» **What is needed**: Everything in the data should be repeated exactly, save for the images.

[Stored records]
↓

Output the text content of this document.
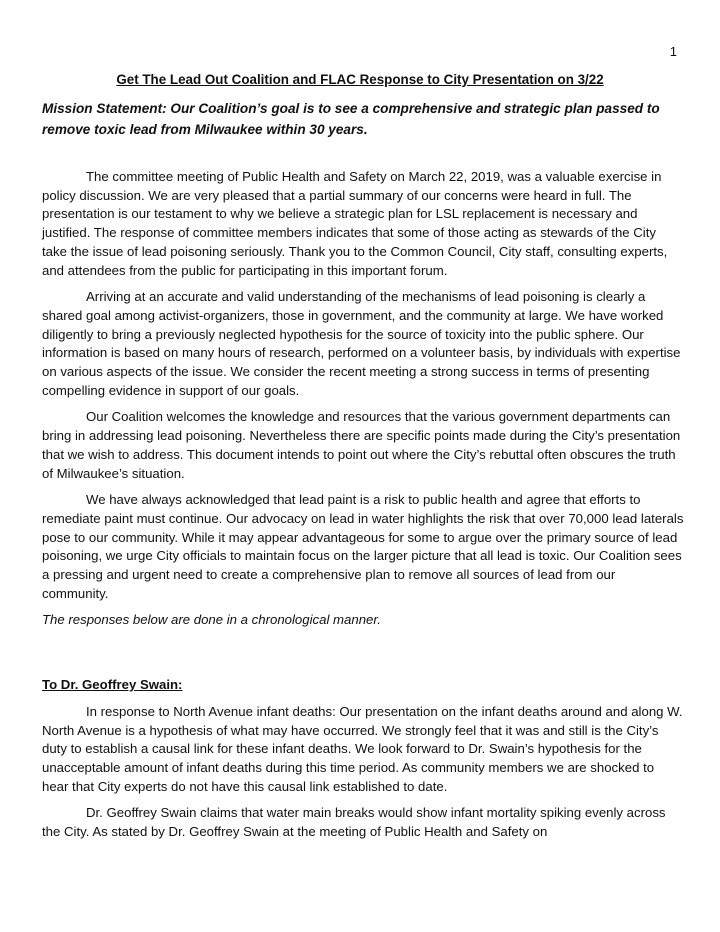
1
Get The Lead Out Coalition and FLAC Response to City Presentation on 3/22
Mission Statement: Our Coalition’s goal is to see a comprehensive and strategic plan passed to remove toxic lead from Milwaukee within 30 years.

The committee meeting of Public Health and Safety on March 22, 2019, was a valuable exercise in policy discussion. We are very pleased that a partial summary of our concerns were heard in full. The presentation is our testament to why we believe a strategic plan for LSL replacement is necessary and justified. The response of committee members indicates that some of those acting as stewards of the City take the issue of lead poisoning seriously. Thank you to the Common Council, City staff, consulting experts, and attendees from the public for participating in this important forum.

Arriving at an accurate and valid understanding of the mechanisms of lead poisoning is clearly a shared goal among activist-organizers, those in government, and the community at large. We have worked diligently to bring a previously neglected hypothesis for the source of toxicity into the public sphere. Our information is based on many hours of research, performed on a volunteer basis, by individuals with expertise on various aspects of the issue. We consider the recent meeting a strong success in terms of presenting compelling evidence in support of our goals.

Our Coalition welcomes the knowledge and resources that the various government departments can bring in addressing lead poisoning. Nevertheless there are specific points made during the City’s presentation that we wish to address. This document intends to point out where the City’s rebuttal often obscures the truth of Milwaukee’s situation.

We have always acknowledged that lead paint is a risk to public health and agree that efforts to remediate paint must continue. Our advocacy on lead in water highlights the risk that over 70,000 lead laterals pose to our community. While it may appear advantageous for some to argue over the primary source of lead poisoning, we urge City officials to maintain focus on the larger picture that all lead is toxic. Our Coalition sees a pressing and urgent need to create a comprehensive plan to remove all sources of lead from our community.

The responses below are done in a chronological manner.

To Dr. Geoffrey Swain:

In response to North Avenue infant deaths: Our presentation on the infant deaths around and along W. North Avenue is a hypothesis of what may have occurred. We strongly feel that it was and still is the City’s duty to establish a causal link for these infant deaths. We look forward to Dr. Swain’s hypothesis for the unacceptable amount of infant deaths during this time period. As community members we are shocked to hear that City experts do not have this causal link established to date.

Dr. Geoffrey Swain claims that water main breaks would show infant mortality spiking evenly across the City. As stated by Dr. Geoffrey Swain at the meeting of Public Health and Safety on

↑

» **Answer in full**:
Output the text content of this document.
1
Get The Lead Out Coalition and FLAC Response to City Presentation on 3/22
Mission Statement: Our Coalition’s goal is to see a comprehensive and strategic plan passed to remove toxic lead from Milwaukee within 30 years.

The committee meeting of Public Health and Safety on March 22, 2019, was a valuable exercise in policy discussion. We are very pleased that a partial summary of our concerns were heard in full. The presentation is our testament to why we believe a strategic plan for LSL replacement is necessary and justified. The response of committee members indicates that some of those acting as stewards of the City take the issue of lead poisoning seriously. Thank you to the Common Council, City staff, consulting experts, and attendees from the public for participating in this important forum.

Arriving at an accurate and valid understanding of the mechanisms of lead poisoning is clearly a shared goal among activist-organizers, those in government, and the community at large. We have worked diligently to bring a previously neglected hypothesis for the source of toxicity into the public sphere. Our information is based on many hours of research, performed on a volunteer basis, by individuals with expertise on various aspects of the issue. We consider the recent meeting a strong success in terms of presenting compelling evidence in support of our goals.

Our Coalition welcomes the knowledge and resources that the various government departments can bring in addressing lead poisoning. Nevertheless there are specific points made during the City’s presentation that we wish to address. This document intends to point out where the City’s rebuttal often obscures the truth of Milwaukee’s situation.

We have always acknowledged that lead paint is a risk to public health and agree that efforts to remediate paint must continue. Our advocacy on lead in water highlights the risk that over 70,000 lead laterals pose to our community. While it may appear advantageous for some to argue over the primary source of lead poisoning, we urge City officials to maintain focus on the larger picture that all lead is toxic. Our Coalition sees a pressing and urgent need to create a comprehensive plan to remove all sources of lead from our community.

The responses below are done in a chronological manner.

To Dr. Geoffrey Swain:

In response to North Avenue infant deaths: Our presentation on the infant deaths around and along W. North Avenue is a hypothesis of what may have occurred. We strongly feel that it was and still is the City’s duty to establish a causal link for these infant deaths. We look forward to Dr. Swain’s hypothesis for the unacceptable amount of infant deaths during this time period. As community members we are shocked to hear that City experts do not have this causal link established to date.

Dr. Geoffrey Swain claims that water main breaks would show infant mortality spiking evenly across the City. As stated by Dr. Geoffrey Swain at the meeting of Public Health and Safety on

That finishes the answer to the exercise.